▸ Data listing:
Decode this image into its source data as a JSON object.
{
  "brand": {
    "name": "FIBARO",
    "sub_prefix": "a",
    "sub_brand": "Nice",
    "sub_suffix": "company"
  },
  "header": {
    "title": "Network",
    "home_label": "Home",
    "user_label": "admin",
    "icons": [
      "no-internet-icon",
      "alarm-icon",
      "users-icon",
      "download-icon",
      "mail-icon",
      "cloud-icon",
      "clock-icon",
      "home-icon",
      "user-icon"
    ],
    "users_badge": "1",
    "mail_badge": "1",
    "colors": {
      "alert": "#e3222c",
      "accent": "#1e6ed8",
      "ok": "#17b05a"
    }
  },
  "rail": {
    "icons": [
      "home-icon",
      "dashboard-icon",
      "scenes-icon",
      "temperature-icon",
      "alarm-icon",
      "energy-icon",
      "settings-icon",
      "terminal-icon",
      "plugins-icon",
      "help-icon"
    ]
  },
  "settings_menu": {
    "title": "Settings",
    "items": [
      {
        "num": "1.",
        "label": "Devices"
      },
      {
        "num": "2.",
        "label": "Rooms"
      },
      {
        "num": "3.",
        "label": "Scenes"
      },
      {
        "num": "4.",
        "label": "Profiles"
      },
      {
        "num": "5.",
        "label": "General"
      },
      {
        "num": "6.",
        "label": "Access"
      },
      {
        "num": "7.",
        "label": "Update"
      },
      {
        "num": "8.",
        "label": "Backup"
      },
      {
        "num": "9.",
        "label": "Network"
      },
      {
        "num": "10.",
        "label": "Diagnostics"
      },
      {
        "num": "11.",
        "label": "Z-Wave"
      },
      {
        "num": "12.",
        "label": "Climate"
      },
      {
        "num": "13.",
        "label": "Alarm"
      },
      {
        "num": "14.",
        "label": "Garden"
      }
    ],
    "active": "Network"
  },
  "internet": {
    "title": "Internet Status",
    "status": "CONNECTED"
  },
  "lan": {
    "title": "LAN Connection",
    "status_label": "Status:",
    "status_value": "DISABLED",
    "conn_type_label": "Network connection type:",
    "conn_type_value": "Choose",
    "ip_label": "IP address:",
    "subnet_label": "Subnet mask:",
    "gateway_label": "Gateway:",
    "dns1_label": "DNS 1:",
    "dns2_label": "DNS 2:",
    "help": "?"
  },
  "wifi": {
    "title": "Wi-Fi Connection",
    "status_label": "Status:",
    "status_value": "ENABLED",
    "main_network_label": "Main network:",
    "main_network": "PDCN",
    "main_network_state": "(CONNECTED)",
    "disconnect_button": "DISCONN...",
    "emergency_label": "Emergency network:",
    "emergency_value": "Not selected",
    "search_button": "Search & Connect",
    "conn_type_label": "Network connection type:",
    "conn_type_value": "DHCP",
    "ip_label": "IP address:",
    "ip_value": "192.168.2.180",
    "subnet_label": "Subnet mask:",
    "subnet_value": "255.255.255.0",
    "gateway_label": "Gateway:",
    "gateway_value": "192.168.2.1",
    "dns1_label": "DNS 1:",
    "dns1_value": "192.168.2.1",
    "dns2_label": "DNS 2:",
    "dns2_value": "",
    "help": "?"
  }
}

▸ Written instruction: Set down all of the entries exactly, please.

▸ Exercise result:
Decode this image into its source data as a JSON object.
{
  "brand": {
    "name": "FIBARO",
    "sub_prefix": "a",
    "sub_brand": "Nice",
    "sub_suffix": "company"
  },
  "header": {
    "title": "Network",
    "home_label": "Home",
    "user_label": "admin",
    "icons": [
      "no-internet-icon",
      "alarm-icon",
      "users-icon",
      "download-icon",
      "mail-icon",
      "cloud-icon",
      "clock-icon",
      "home-icon",
      "user-icon"
    ],
    "users_badge": "1",
    "mail_badge": "1",
    "colors": {
      "alert": "#e3222c",
      "accent": "#1e6ed8",
      "ok": "#17b05a"
    }
  },
  "rail": {
    "icons": [
      "home-icon",
      "dashboard-icon",
      "scenes-icon",
      "temperature-icon",
      "alarm-icon",
      "energy-icon",
      "settings-icon",
      "terminal-icon",
      "plugins-icon",
      "help-icon"
    ]
  },
  "settings_menu": {
    "title": "Settings",
    "items": [
      {
        "num": "1.",
        "label": "Devices"
      },
      {
        "num": "2.",
        "label": "Rooms"
      },
      {
        "num": "3.",
        "label": "Scenes"
      },
      {
        "num": "4.",
        "label": "Profiles"
      },
      {
        "num": "5.",
        "label": "General"
      },
      {
        "num": "6.",
        "label": "Access"
      },
      {
        "num": "7.",
        "label": "Update"
      },
      {
        "num": "8.",
        "label": "Backup"
      },
      {
        "num": "9.",
        "label": "Network"
      },
      {
        "num": "10.",
        "label": "Diagnostics"
      },
      {
        "num": "11.",
        "label": "Z-Wave"
      },
      {
        "num": "12.",
        "label": "Climate"
      },
      {
        "num": "13.",
        "label": "Alarm"
      },
      {
        "num": "14.",
        "label": "Garden"
      }
    ],
    "active": "Network"
  },
  "internet": {
    "title": "Internet Status",
    "status": "CONNECTED"
  },
  "lan": {
    "title": "LAN Connection",
    "status_label": "Status:",
    "status_value": "DISABLED",
    "conn_type_label": "Network connection type:",
    "conn_type_value": "Choose",
    "ip_label": "IP address:",
    "subnet_label": "Subnet mask:",
    "gateway_label": "Gateway:",
    "dns1_label": "DNS 1:",
    "dns2_label": "DNS 2:",
    "help": "?"
  },
  "wifi": {
    "title": "Wi-Fi Connection",
    "status_label": "Status:",
    "status_value": "ENABLED",
    "main_network_label": "Main network:",
    "main_network": "PDCN",
    "main_network_state": "(CONNECTED)",
    "disconnect_button": "DISCONN...",
    "emergency_label": "Emergency network:",
    "emergency_value": "Not selected",
    "search_button": "Search & Connect",
    "conn_type_label": "Network connection type:",
    "conn_type_value": "DHCP",
    "ip_label": "IP address:",
    "ip_value": "192.168.2.180",
    "subnet_label": "Subnet mask:",
    "subnet_value": "255.255.255.0",
    "gateway_label": "Gateway:",
    "gateway_value": "192.168.2.1",
    "dns1_label": "DNS 1:",
    "dns1_value": "192.168.2.1",
    "dns2_label": "DNS 2:",
    "dns2_value": "",
    "help": "?"
  }
}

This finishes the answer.